* PROBLEM *
Work through the data below line by line and say how many lines hold "icon"; give only the number.

— Begin DATA SECTION —

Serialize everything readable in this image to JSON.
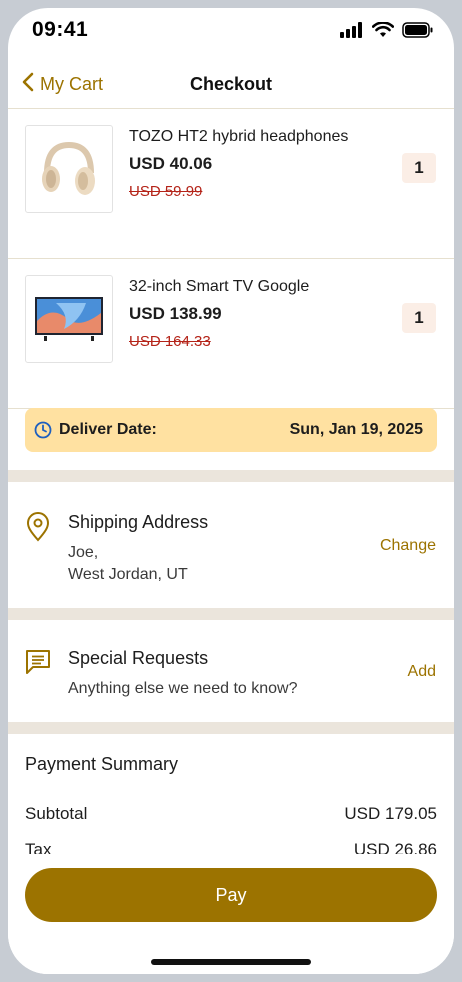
{
  "status_bar": {
    "time": "09:41"
  },
  "nav": {
    "back_label": "My Cart",
    "title": "Checkout"
  },
  "items": [
    {
      "name": "TOZO HT2 hybrid headphones",
      "price": "USD 40.06",
      "original_price": "USD 59.99",
      "quantity": "1",
      "image": "headphones-image"
    },
    {
      "name": "32-inch Smart TV Google",
      "price": "USD 138.99",
      "original_price": "USD 164.33",
      "quantity": "1",
      "image": "tv-image"
    }
  ],
  "delivery": {
    "label": "Deliver Date:",
    "date": "Sun, Jan 19, 2025",
    "icon": "clock-icon"
  },
  "shipping": {
    "title": "Shipping Address",
    "name": "Joe,",
    "location": "West Jordan, UT",
    "action": "Change",
    "icon": "location-pin-icon"
  },
  "requests": {
    "title": "Special Requests",
    "subtitle": "Anything else we need to know?",
    "action": "Add",
    "icon": "message-icon"
  },
  "payment_summary": {
    "title": "Payment Summary",
    "rows": [
      {
        "label": "Subtotal",
        "value": "USD 179.05"
      },
      {
        "label": "Tax",
        "value": "USD 26.86"
      }
    ]
  },
  "pay_button": {
    "label": "Pay"
  },
  "colors": {
    "accent": "#9C7300",
    "strike": "#B42318",
    "delivery_bg": "#FFE1A1",
    "qty_bg": "#FBEEE6"
  }
}
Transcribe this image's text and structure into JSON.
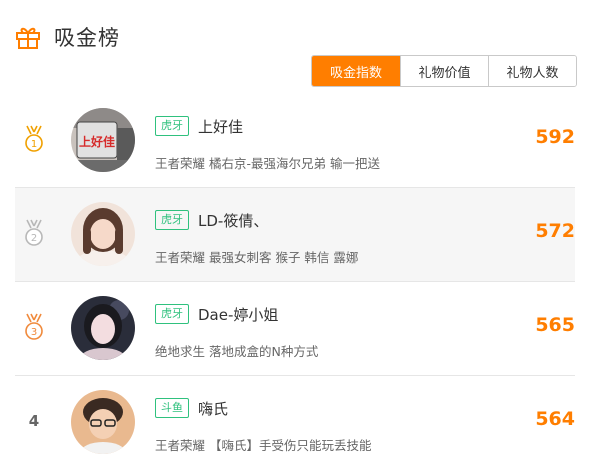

— End DATA SECTION —

* ANSWER BELOW *
3